## [AIM]
Across the entries below, how many lines contain the string "codes"? Give only the count.

/---

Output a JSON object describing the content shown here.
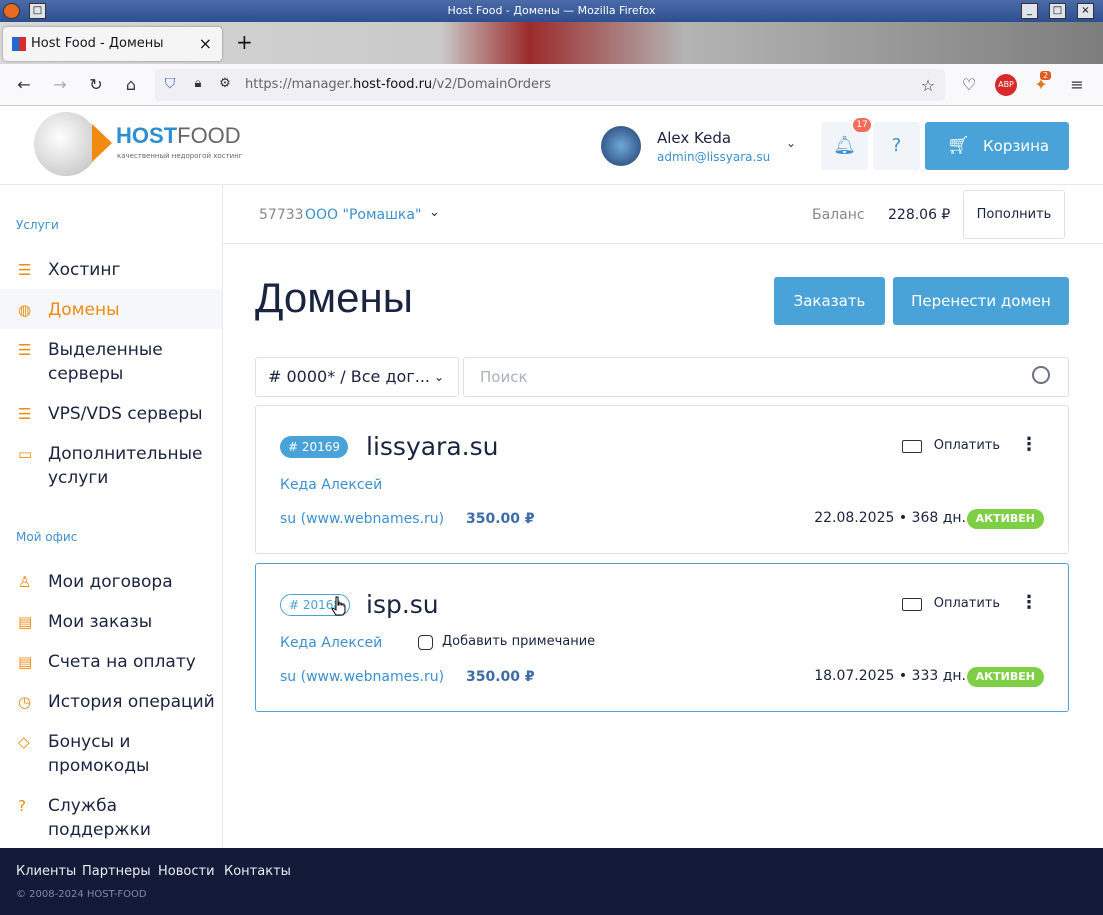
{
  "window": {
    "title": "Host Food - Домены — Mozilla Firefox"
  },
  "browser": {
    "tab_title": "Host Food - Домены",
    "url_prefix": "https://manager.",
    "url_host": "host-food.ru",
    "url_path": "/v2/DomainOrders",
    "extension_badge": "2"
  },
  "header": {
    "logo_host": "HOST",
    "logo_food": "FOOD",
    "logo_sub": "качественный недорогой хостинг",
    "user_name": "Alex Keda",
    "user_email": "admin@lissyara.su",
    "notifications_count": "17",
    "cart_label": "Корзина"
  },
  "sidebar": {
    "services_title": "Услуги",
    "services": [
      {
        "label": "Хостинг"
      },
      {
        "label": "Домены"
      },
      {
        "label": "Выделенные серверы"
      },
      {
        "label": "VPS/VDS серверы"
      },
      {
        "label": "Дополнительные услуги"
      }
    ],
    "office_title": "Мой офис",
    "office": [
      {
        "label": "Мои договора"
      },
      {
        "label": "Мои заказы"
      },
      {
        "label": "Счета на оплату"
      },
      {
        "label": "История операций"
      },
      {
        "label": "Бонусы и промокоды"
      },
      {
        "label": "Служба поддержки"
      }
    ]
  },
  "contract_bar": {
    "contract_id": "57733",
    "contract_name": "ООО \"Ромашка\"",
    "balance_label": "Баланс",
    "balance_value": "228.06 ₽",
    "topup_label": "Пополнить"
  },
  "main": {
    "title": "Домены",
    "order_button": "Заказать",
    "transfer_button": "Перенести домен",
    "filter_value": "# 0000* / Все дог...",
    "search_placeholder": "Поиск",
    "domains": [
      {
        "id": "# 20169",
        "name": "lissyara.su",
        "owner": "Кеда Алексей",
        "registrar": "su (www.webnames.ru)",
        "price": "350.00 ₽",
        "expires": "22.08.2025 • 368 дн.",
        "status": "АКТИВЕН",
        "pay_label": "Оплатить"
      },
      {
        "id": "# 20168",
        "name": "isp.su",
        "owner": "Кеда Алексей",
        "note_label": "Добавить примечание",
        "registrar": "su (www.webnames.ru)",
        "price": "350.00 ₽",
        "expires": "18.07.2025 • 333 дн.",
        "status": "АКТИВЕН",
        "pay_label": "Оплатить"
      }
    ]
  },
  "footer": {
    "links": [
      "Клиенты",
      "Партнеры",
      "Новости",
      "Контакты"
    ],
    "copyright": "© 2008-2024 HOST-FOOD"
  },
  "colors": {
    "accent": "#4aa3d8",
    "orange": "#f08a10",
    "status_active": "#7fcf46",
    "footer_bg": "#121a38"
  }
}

\---
/---

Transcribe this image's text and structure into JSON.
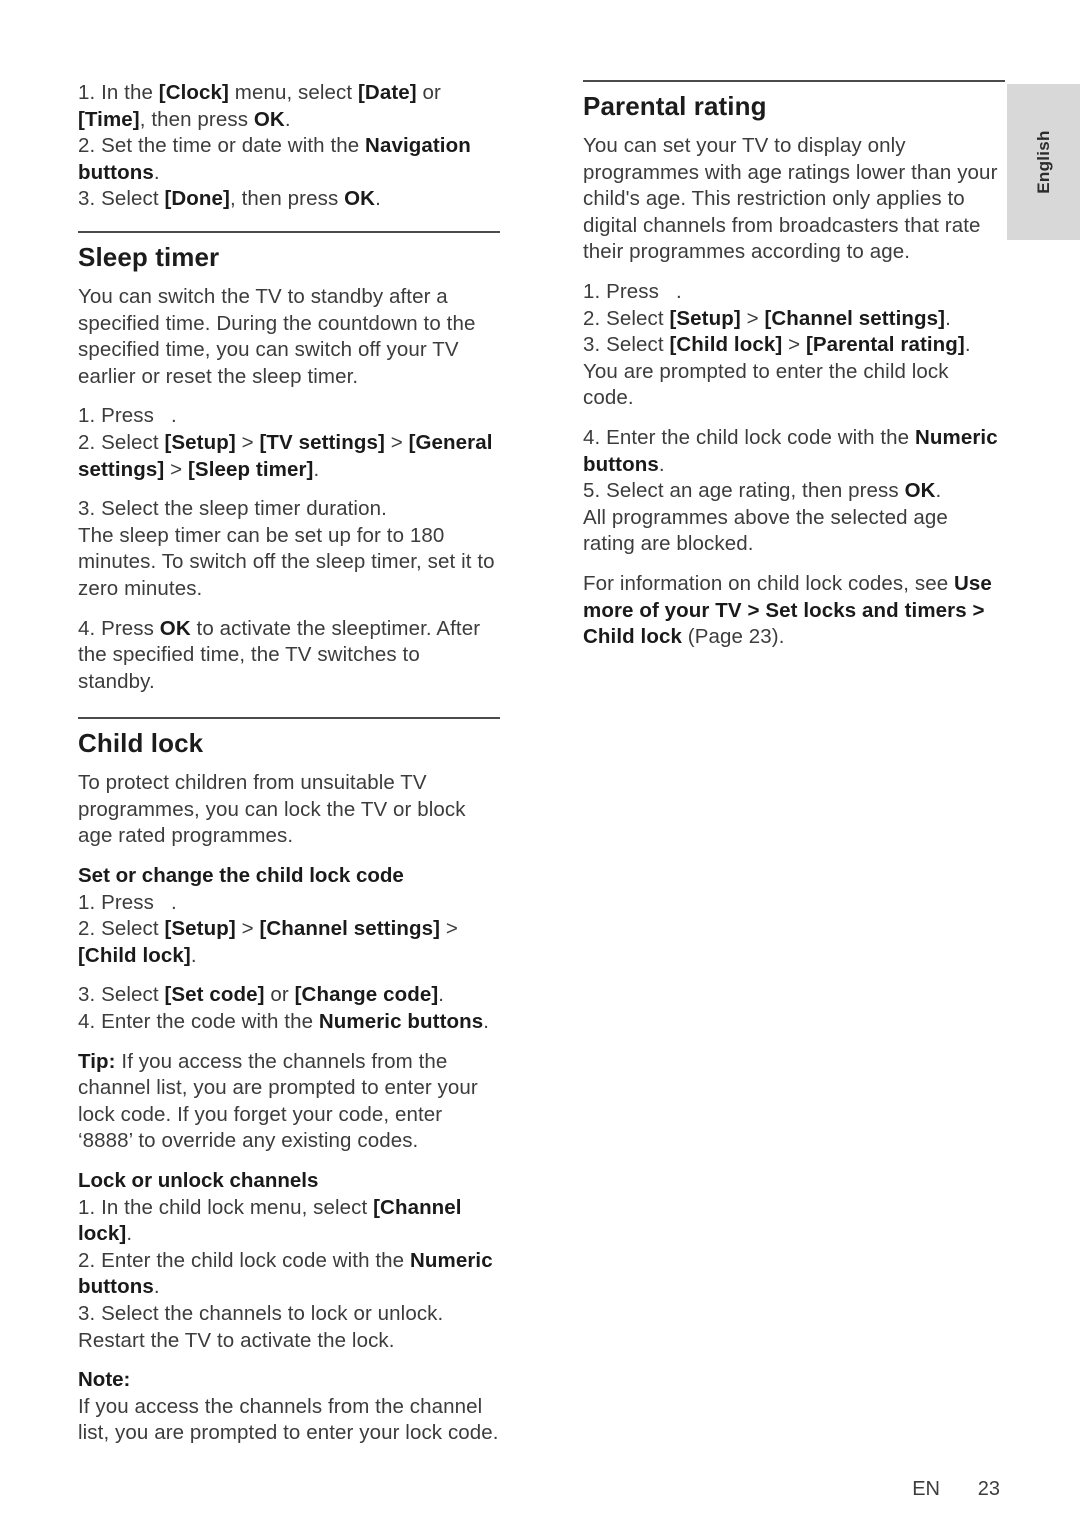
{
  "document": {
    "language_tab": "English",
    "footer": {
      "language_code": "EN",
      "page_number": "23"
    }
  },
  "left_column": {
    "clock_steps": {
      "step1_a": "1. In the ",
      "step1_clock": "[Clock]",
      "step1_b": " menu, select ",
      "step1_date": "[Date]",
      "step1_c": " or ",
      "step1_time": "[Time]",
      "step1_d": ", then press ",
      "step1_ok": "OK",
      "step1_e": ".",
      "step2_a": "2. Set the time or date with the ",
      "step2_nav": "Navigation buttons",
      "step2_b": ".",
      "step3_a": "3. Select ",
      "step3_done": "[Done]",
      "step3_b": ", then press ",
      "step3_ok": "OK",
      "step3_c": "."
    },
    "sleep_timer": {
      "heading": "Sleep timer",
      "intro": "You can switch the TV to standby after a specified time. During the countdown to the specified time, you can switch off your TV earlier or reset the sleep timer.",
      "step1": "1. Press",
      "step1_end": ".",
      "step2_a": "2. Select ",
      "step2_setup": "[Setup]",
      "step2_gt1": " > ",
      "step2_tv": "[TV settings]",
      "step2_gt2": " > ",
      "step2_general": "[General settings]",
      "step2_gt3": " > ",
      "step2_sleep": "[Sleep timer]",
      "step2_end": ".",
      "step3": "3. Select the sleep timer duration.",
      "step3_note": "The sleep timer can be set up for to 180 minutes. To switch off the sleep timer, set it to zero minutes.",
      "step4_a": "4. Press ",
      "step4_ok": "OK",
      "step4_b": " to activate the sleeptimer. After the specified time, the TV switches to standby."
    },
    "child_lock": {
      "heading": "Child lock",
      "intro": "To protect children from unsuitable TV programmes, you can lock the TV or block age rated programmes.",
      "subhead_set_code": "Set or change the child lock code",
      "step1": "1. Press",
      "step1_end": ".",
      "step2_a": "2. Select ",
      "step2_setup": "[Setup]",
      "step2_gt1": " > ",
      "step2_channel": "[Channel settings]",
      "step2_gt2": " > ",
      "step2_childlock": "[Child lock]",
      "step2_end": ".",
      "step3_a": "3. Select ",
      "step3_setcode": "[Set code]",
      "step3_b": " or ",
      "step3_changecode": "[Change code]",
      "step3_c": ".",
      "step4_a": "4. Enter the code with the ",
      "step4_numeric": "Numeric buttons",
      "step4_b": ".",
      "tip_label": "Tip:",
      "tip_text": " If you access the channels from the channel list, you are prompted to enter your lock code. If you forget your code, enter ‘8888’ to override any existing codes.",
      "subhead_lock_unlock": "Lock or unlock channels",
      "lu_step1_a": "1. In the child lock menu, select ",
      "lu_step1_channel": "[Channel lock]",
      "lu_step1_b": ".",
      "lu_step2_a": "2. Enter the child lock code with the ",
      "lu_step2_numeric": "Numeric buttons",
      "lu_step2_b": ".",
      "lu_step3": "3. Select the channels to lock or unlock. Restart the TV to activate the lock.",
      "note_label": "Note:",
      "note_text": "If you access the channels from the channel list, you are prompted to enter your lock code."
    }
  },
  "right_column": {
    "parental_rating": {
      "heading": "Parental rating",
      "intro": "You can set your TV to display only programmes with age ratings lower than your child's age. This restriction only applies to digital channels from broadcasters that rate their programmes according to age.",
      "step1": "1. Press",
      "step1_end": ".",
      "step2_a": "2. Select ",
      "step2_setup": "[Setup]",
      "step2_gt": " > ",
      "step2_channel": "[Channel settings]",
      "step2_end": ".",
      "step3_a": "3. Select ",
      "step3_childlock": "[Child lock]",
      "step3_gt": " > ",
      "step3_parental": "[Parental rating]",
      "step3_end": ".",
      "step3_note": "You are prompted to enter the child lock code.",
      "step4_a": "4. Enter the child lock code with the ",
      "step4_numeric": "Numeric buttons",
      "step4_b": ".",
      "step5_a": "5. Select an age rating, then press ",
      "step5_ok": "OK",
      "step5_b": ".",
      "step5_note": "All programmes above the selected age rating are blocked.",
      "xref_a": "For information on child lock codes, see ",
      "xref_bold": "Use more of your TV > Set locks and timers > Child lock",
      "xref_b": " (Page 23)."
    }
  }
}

\---

## [RESPONSE FOR THIS EXERCISE]
2